Set all the material down again unchanged, without the pictures.

### RECORDS PROVIDED
::::::::
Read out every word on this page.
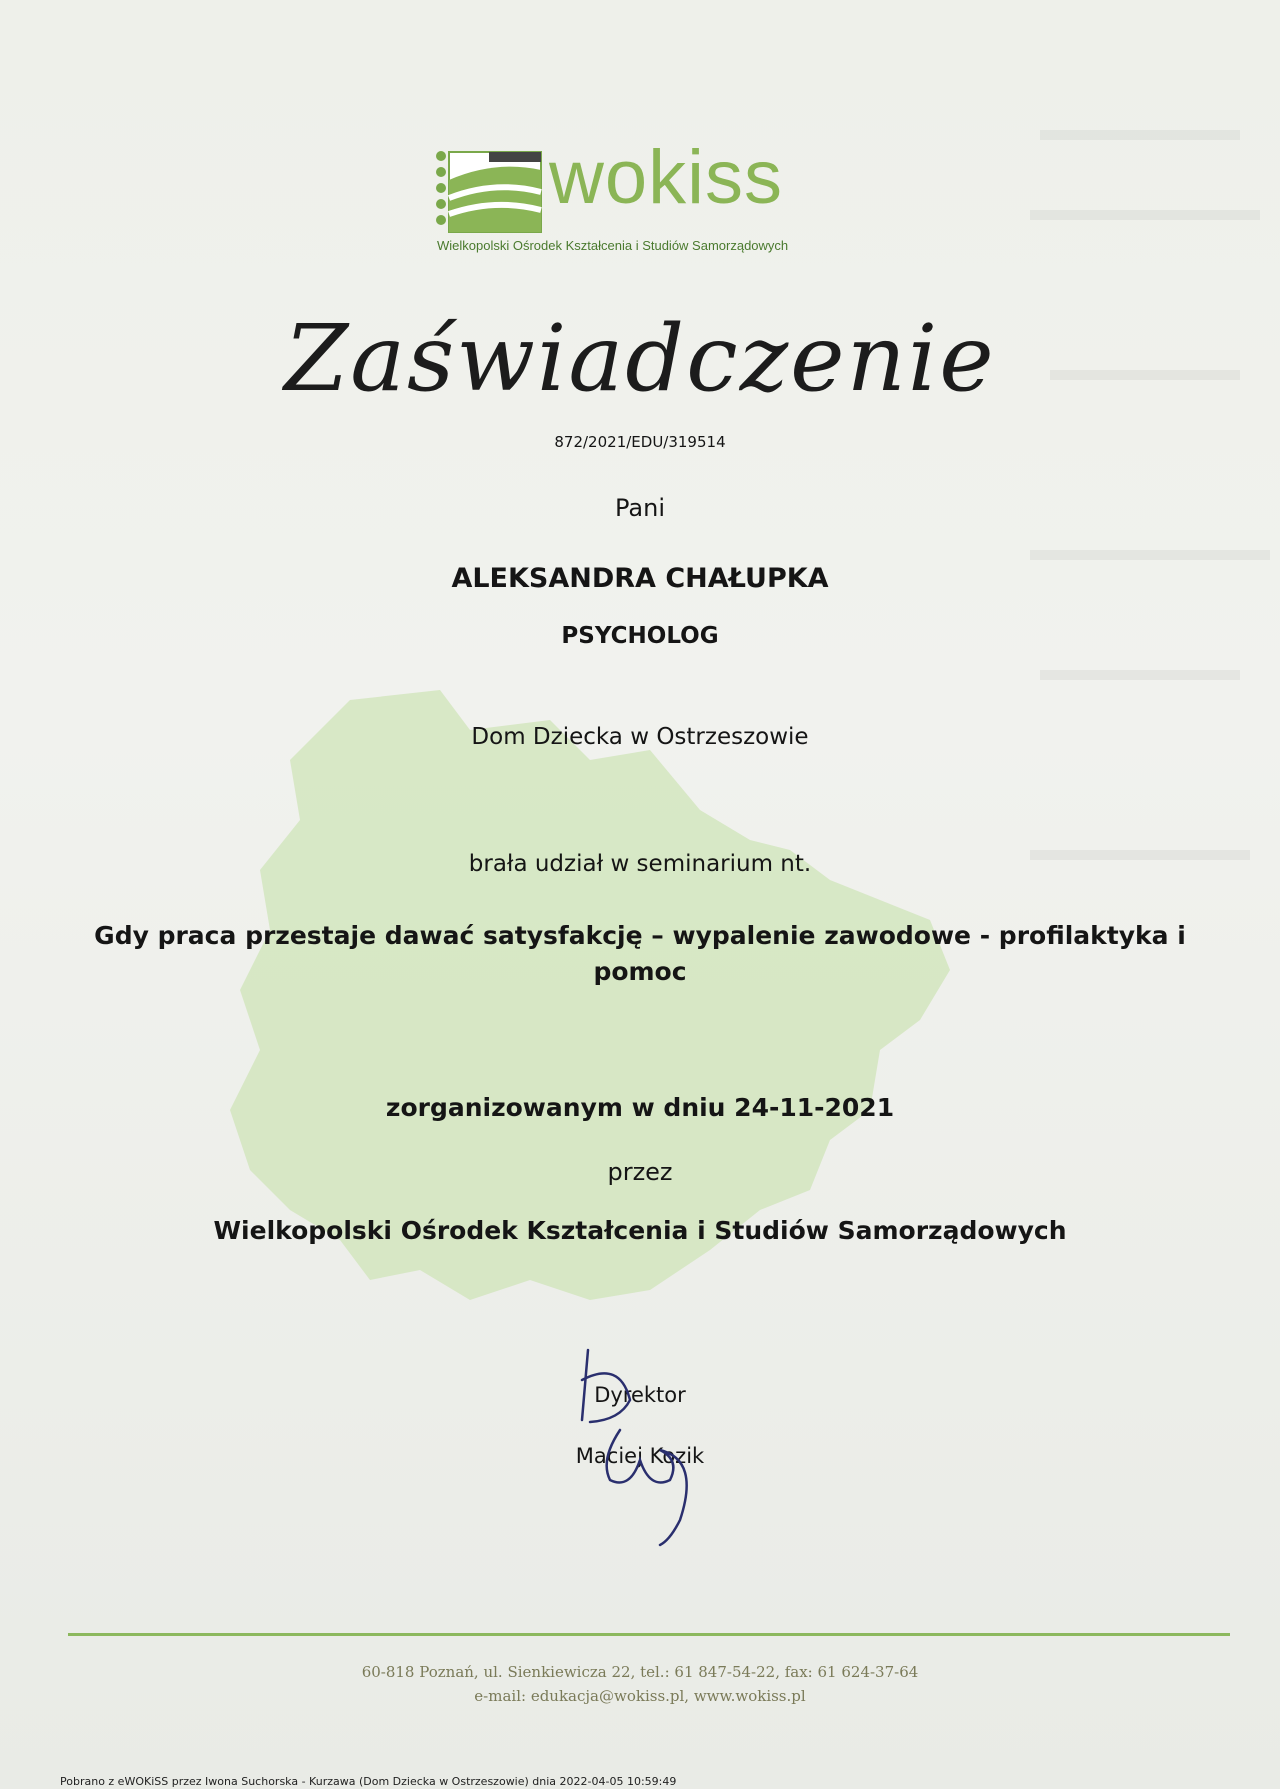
wokiss
Wielkopolski Ośrodek Kształcenia i Studiów Samorządowych
Zaświadczenie
872/2021/EDU/319514
Pani
ALEKSANDRA CHAŁUPKA
PSYCHOLOG
Dom Dziecka w Ostrzeszowie
brała udział w seminarium nt.
Gdy praca przestaje dawać satysfakcję – wypalenie zawodowe - profilaktyka i
pomoc
zorganizowanym w dniu 24-11-2021
przez
Wielkopolski Ośrodek Kształcenia i Studiów Samorządowych
Dyrektor
Maciej Kozik
60-818 Poznań, ul. Sienkiewicza 22, tel.: 61 847-54-22, fax: 61 624-37-64
e-mail: edukacja@wokiss.pl, www.wokiss.pl
Pobrano z eWOKiSS przez Iwona Suchorska - Kurzawa (Dom Dziecka w Ostrzeszowie) dnia 2022-04-05 10:59:49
::::::::
### ANSWER TO THIS PROBLEM
Read out every word on this page.
wokiss
Wielkopolski Ośrodek Kształcenia i Studiów Samorządowych
Zaświadczenie
872/2021/EDU/319514
Pani
ALEKSANDRA CHAŁUPKA
PSYCHOLOG
Dom Dziecka w Ostrzeszowie
brała udział w seminarium nt.
Gdy praca przestaje dawać satysfakcję – wypalenie zawodowe - profilaktyka i
pomoc
zorganizowanym w dniu 24-11-2021
przez
Wielkopolski Ośrodek Kształcenia i Studiów Samorządowych
Dyrektor
Maciej Kozik
60-818 Poznań, ul. Sienkiewicza 22, tel.: 61 847-54-22, fax: 61 624-37-64
e-mail: edukacja@wokiss.pl, www.wokiss.pl
Pobrano z eWOKiSS przez Iwona Suchorska - Kurzawa (Dom Dziecka w Ostrzeszowie) dnia 2022-04-05 10:59:49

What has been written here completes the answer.